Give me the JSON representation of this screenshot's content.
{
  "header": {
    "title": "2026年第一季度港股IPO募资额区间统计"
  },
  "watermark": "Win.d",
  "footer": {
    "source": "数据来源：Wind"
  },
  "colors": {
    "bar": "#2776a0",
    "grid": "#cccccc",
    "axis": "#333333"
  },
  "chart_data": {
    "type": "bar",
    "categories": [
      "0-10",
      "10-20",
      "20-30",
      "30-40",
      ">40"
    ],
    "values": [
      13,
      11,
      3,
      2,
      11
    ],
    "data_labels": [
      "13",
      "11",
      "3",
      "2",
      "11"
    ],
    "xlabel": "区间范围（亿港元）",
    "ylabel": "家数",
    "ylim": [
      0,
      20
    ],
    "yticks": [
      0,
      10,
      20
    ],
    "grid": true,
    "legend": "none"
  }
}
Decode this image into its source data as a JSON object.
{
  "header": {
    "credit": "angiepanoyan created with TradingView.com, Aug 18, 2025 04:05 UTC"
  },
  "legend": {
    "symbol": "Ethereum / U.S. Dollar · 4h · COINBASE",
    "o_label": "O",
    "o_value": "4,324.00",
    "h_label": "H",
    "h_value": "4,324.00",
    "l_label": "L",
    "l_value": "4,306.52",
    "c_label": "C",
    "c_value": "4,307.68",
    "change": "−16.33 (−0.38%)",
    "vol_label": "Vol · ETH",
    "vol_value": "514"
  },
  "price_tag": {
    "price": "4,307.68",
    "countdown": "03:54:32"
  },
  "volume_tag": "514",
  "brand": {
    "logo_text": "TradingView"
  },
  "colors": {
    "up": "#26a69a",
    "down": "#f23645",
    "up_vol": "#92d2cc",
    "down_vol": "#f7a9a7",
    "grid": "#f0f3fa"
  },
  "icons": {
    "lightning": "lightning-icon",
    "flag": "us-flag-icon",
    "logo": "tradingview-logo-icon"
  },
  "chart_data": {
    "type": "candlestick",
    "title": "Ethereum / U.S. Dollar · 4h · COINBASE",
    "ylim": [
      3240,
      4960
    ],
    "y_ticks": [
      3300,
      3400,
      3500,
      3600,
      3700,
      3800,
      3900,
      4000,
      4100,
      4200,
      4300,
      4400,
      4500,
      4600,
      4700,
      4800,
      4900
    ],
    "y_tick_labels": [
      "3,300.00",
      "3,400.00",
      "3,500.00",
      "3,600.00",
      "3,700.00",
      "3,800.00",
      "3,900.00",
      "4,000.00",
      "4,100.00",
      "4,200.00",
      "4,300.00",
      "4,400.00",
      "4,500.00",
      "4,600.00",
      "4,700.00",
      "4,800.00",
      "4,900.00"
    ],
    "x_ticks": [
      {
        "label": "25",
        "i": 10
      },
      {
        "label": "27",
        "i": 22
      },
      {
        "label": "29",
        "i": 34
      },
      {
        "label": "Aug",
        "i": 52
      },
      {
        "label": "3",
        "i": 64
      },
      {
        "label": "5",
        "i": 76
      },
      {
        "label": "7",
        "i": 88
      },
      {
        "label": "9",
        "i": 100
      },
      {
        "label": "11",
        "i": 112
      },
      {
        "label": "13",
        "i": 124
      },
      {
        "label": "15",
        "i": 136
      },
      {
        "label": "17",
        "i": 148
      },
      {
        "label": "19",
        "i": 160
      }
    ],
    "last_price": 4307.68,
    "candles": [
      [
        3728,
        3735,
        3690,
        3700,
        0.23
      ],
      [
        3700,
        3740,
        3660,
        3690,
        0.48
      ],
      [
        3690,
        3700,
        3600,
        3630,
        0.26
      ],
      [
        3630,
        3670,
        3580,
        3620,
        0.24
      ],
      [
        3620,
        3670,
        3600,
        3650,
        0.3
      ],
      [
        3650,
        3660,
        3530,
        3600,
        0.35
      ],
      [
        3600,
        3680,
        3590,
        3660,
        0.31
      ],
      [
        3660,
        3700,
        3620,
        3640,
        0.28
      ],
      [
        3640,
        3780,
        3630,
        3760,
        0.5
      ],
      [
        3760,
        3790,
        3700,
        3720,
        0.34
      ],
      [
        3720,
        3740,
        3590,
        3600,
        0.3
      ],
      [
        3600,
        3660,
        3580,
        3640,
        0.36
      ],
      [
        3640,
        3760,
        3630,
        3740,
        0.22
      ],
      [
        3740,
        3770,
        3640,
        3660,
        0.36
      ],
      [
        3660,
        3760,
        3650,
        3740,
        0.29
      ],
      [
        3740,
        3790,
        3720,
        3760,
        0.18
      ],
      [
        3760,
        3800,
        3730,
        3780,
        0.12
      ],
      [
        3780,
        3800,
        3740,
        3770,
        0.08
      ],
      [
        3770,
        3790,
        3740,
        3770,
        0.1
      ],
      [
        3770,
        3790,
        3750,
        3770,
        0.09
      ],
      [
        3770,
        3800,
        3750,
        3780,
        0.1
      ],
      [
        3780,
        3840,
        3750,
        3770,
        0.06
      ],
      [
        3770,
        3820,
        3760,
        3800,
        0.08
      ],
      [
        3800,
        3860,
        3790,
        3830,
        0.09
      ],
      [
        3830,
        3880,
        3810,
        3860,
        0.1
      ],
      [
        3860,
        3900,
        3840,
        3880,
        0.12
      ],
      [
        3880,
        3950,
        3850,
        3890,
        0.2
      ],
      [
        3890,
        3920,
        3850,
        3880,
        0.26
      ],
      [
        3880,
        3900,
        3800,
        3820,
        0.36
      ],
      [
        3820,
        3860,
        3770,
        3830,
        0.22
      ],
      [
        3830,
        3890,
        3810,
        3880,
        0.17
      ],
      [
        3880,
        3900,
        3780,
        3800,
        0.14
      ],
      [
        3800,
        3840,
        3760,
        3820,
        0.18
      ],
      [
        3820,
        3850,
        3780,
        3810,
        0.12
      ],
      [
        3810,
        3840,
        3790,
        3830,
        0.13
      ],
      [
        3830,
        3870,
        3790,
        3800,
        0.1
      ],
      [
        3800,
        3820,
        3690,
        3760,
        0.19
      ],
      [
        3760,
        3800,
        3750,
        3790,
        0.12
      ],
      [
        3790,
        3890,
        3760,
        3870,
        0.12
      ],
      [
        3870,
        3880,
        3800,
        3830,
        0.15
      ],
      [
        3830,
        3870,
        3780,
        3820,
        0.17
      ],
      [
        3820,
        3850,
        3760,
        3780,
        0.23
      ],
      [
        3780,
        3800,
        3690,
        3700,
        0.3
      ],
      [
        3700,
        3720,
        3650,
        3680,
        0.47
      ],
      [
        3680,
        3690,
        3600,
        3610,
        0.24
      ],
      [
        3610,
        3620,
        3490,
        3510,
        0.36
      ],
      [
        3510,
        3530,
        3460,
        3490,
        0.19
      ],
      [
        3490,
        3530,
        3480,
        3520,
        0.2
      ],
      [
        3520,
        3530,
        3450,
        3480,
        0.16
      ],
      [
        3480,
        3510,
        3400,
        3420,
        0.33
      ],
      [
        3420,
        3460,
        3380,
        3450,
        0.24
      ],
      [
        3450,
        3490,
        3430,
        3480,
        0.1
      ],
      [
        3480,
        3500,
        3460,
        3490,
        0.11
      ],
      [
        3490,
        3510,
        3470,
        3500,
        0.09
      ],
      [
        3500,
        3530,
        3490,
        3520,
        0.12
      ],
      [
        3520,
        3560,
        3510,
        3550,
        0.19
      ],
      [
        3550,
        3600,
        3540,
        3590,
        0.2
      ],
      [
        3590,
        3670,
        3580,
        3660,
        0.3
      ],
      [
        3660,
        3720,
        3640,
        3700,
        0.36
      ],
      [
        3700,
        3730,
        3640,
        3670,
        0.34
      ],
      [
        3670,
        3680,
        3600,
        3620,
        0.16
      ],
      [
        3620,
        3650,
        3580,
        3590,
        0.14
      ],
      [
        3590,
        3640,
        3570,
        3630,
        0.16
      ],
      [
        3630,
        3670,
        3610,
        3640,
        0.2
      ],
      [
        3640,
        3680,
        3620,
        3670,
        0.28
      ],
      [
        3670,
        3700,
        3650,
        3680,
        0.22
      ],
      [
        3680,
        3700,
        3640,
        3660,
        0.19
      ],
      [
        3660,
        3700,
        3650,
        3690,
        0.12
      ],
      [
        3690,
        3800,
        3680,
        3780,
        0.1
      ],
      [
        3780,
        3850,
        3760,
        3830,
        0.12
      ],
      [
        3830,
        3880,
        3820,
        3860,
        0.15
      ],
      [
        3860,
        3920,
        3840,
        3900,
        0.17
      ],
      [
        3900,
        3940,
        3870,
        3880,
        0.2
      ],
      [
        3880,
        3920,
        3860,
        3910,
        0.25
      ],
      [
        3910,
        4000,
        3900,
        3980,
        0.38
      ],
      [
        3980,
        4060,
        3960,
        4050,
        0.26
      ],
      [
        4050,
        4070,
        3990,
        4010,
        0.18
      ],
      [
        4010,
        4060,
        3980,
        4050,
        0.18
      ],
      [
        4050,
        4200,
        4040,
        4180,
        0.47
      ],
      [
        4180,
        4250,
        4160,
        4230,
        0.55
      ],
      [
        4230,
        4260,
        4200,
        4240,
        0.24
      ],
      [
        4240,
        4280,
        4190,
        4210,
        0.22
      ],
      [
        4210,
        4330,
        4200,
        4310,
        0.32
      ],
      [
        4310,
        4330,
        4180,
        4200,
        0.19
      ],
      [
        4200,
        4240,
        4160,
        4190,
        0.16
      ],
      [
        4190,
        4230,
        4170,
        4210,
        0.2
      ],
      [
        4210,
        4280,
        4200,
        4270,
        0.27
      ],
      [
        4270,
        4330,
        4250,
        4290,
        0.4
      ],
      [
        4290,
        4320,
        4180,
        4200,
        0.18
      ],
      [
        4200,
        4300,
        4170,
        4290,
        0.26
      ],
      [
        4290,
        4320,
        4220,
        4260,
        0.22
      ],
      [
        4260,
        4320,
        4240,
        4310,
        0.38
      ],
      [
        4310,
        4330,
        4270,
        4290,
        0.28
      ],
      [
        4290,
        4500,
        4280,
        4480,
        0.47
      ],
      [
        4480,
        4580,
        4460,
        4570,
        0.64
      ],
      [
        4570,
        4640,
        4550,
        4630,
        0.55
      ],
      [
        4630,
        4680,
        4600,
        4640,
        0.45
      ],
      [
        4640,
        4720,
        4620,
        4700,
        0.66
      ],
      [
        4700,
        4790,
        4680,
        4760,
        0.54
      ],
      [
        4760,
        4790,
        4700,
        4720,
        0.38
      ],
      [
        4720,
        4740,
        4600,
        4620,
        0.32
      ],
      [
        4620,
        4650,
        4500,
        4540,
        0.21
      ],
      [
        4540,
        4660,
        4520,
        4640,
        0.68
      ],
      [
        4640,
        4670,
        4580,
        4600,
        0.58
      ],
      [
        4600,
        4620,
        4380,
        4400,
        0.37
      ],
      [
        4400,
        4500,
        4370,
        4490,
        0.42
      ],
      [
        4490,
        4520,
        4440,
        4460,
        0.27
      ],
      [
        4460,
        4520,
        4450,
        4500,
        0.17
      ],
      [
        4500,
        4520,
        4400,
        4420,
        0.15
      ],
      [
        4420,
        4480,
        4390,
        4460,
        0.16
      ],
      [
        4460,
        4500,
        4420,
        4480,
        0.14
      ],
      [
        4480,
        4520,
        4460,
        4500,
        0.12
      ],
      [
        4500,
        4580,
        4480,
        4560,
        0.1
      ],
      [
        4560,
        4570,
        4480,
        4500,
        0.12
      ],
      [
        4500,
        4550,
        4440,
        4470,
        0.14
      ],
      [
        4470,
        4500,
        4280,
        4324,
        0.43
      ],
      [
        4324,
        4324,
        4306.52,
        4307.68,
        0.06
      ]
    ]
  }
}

#### EXERCISE PROMPT
Only a number is needed: how many lines of the material above contain "Dollar"?

#### RESPONSE BELOW
2